Requirement: Which lines of the records contain "είναι"? Collect every one of them.

Recorded data:

────────────────────

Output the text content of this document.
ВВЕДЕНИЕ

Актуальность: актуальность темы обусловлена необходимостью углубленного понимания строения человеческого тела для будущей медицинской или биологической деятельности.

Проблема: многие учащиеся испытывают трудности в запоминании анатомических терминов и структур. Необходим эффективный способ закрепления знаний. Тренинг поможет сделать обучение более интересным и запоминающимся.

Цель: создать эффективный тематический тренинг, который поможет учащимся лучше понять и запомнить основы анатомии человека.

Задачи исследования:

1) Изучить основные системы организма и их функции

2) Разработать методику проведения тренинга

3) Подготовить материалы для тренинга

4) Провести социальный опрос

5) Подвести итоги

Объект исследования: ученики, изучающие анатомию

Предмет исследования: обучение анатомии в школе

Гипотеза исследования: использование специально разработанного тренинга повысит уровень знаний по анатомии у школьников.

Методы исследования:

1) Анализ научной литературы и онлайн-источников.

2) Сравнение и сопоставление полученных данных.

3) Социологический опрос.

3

────────────────────

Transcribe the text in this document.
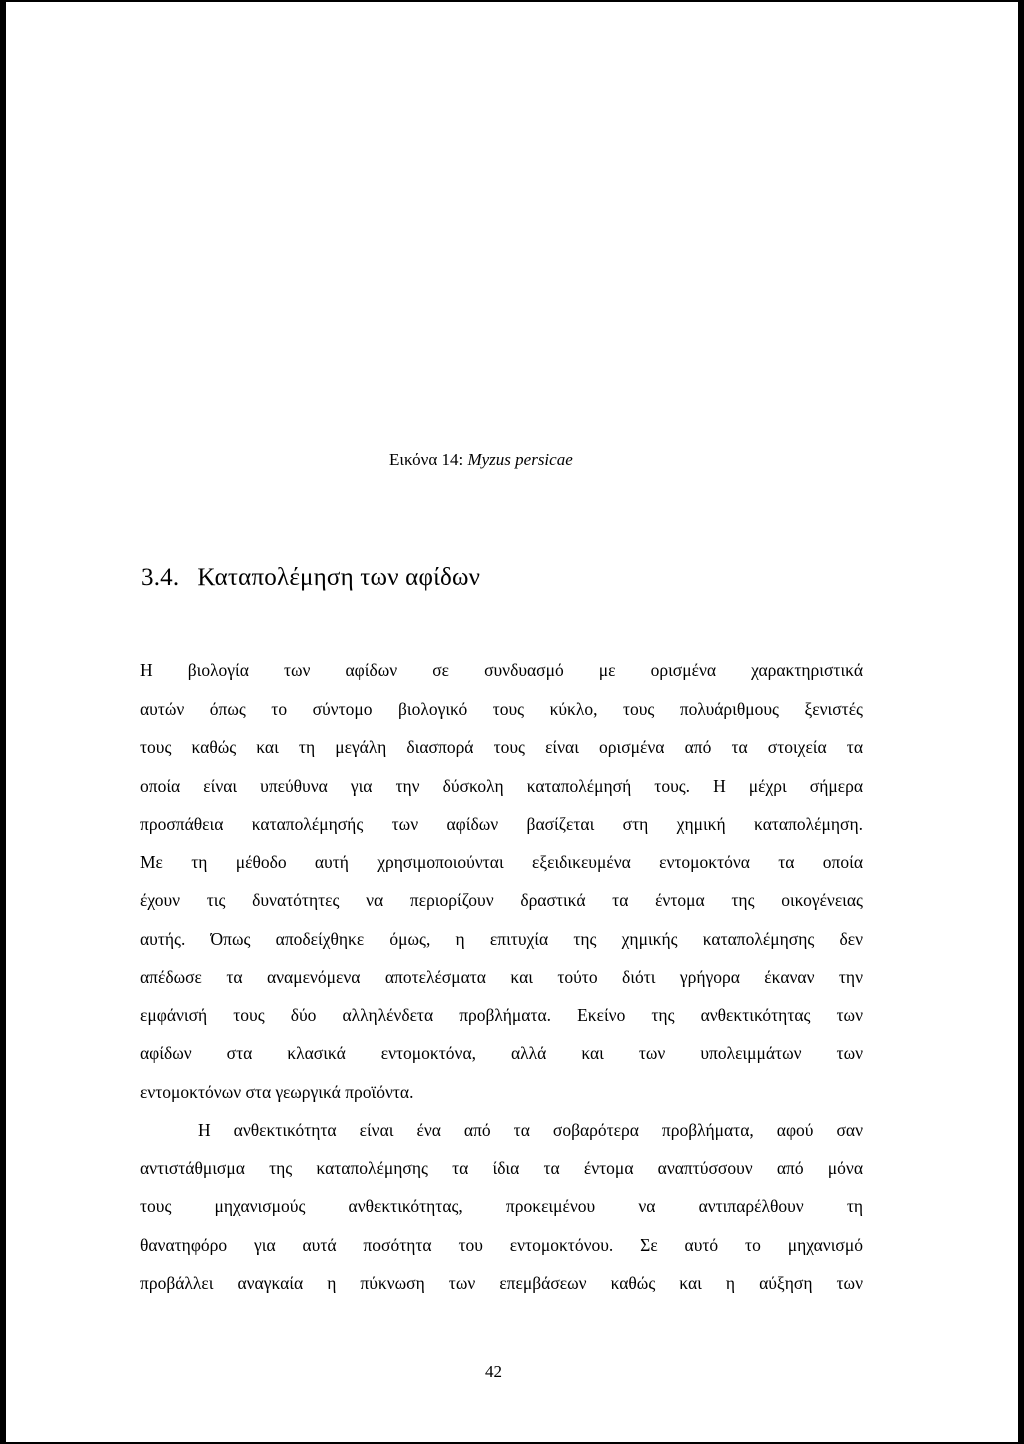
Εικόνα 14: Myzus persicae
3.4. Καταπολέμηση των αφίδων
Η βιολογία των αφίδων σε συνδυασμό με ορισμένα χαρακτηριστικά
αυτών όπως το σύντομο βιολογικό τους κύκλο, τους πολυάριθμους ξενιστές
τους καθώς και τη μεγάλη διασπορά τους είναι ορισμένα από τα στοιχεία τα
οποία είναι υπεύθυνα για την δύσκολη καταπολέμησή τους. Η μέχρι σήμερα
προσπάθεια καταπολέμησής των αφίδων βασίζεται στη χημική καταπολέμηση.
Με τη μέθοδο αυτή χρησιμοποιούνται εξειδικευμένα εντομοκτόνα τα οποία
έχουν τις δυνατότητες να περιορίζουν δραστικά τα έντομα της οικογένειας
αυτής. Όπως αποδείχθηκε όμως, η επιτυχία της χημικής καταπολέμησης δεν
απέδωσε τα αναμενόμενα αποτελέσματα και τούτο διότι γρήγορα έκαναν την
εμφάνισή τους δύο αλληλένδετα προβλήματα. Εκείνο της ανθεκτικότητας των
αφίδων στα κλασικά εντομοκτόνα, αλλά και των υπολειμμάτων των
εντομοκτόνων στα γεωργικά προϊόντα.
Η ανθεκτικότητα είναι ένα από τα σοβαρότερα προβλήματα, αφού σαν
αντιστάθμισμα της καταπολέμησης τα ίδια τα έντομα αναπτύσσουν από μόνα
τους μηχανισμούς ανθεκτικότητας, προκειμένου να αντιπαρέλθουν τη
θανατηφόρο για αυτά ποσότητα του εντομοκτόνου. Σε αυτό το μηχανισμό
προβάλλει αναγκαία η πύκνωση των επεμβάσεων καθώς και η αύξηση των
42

────────────────────

Reply to the task:
τους καθώς και τη μεγάλη διασπορά τους είναι ορισμένα από τα στοιχεία τα
οποία είναι υπεύθυνα για την δύσκολη καταπολέμησή τους. Η μέχρι σήμερα
Η ανθεκτικότητα είναι ένα από τα σοβαρότερα προβλήματα, αφού σαν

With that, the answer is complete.